What to work on: Beneath this task is a listing; retype all of it exactly.

--- BEGIN ---

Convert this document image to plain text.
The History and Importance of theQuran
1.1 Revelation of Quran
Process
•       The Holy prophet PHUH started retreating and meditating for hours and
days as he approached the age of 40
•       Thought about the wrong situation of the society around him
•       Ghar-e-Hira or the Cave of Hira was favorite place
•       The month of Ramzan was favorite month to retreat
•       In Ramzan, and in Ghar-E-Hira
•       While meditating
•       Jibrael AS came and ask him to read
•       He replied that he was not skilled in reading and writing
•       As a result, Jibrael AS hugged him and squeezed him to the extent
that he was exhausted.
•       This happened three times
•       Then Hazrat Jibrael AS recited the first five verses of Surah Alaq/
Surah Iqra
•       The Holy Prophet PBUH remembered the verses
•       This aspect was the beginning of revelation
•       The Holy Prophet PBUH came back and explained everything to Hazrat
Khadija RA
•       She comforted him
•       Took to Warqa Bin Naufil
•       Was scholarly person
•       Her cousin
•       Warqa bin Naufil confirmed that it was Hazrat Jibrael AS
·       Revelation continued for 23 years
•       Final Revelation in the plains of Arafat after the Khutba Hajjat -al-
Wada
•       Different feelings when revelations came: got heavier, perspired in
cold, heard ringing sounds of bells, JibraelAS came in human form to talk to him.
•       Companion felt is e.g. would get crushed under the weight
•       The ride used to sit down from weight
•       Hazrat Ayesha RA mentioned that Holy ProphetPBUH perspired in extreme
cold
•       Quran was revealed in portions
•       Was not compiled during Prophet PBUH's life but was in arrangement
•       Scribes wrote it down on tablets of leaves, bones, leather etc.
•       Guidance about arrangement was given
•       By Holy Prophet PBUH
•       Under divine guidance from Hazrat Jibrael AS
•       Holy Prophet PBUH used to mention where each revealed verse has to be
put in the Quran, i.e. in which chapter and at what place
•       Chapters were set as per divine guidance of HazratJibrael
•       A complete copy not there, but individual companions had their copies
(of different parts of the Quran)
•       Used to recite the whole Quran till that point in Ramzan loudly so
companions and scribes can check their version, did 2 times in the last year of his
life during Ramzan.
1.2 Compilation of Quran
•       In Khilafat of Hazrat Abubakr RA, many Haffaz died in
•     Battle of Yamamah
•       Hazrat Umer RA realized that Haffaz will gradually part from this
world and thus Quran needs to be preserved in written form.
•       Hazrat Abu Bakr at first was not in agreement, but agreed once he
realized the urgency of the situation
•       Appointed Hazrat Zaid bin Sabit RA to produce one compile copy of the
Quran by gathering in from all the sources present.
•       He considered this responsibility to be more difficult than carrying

--- END ---

Expected answer:
Convert this document image to plain text.
The History and Importance of theQuran
1.1 Revelation of Quran
Process
•       The Holy prophet PHUH started retreating and meditating for hours and
days as he approached the age of 40
•       Thought about the wrong situation of the society around him
•       Ghar-e-Hira or the Cave of Hira was favorite place
•       The month of Ramzan was favorite month to retreat
•       In Ramzan, and in Ghar-E-Hira
•       While meditating
•       Jibrael AS came and ask him to read
•       He replied that he was not skilled in reading and writing
•       As a result, Jibrael AS hugged him and squeezed him to the extent
that he was exhausted.
•       This happened three times
•       Then Hazrat Jibrael AS recited the first five verses of Surah Alaq/
Surah Iqra
•       The Holy Prophet PBUH remembered the verses
•       This aspect was the beginning of revelation
•       The Holy Prophet PBUH came back and explained everything to Hazrat
Khadija RA
•       She comforted him
•       Took to Warqa Bin Naufil
•       Was scholarly person
•       Her cousin
•       Warqa bin Naufil confirmed that it was Hazrat Jibrael AS
·       Revelation continued for 23 years
•       Final Revelation in the plains of Arafat after the Khutba Hajjat -al-
Wada
•       Different feelings when revelations came: got heavier, perspired in
cold, heard ringing sounds of bells, JibraelAS came in human form to talk to him.
•       Companion felt is e.g. would get crushed under the weight
•       The ride used to sit down from weight
•       Hazrat Ayesha RA mentioned that Holy ProphetPBUH perspired in extreme
cold
•       Quran was revealed in portions
•       Was not compiled during Prophet PBUH's life but was in arrangement
•       Scribes wrote it down on tablets of leaves, bones, leather etc.
•       Guidance about arrangement was given
•       By Holy Prophet PBUH
•       Under divine guidance from Hazrat Jibrael AS
•       Holy Prophet PBUH used to mention where each revealed verse has to be
put in the Quran, i.e. in which chapter and at what place
•       Chapters were set as per divine guidance of HazratJibrael
•       A complete copy not there, but individual companions had their copies
(of different parts of the Quran)
•       Used to recite the whole Quran till that point in Ramzan loudly so
companions and scribes can check their version, did 2 times in the last year of his
life during Ramzan.
1.2 Compilation of Quran
•       In Khilafat of Hazrat Abubakr RA, many Haffaz died in
•     Battle of Yamamah
•       Hazrat Umer RA realized that Haffaz will gradually part from this
world and thus Quran needs to be preserved in written form.
•       Hazrat Abu Bakr at first was not in agreement, but agreed once he
realized the urgency of the situation
•       Appointed Hazrat Zaid bin Sabit RA to produce one compile copy of the
Quran by gathering in from all the sources present.
•       He considered this responsibility to be more difficult than carrying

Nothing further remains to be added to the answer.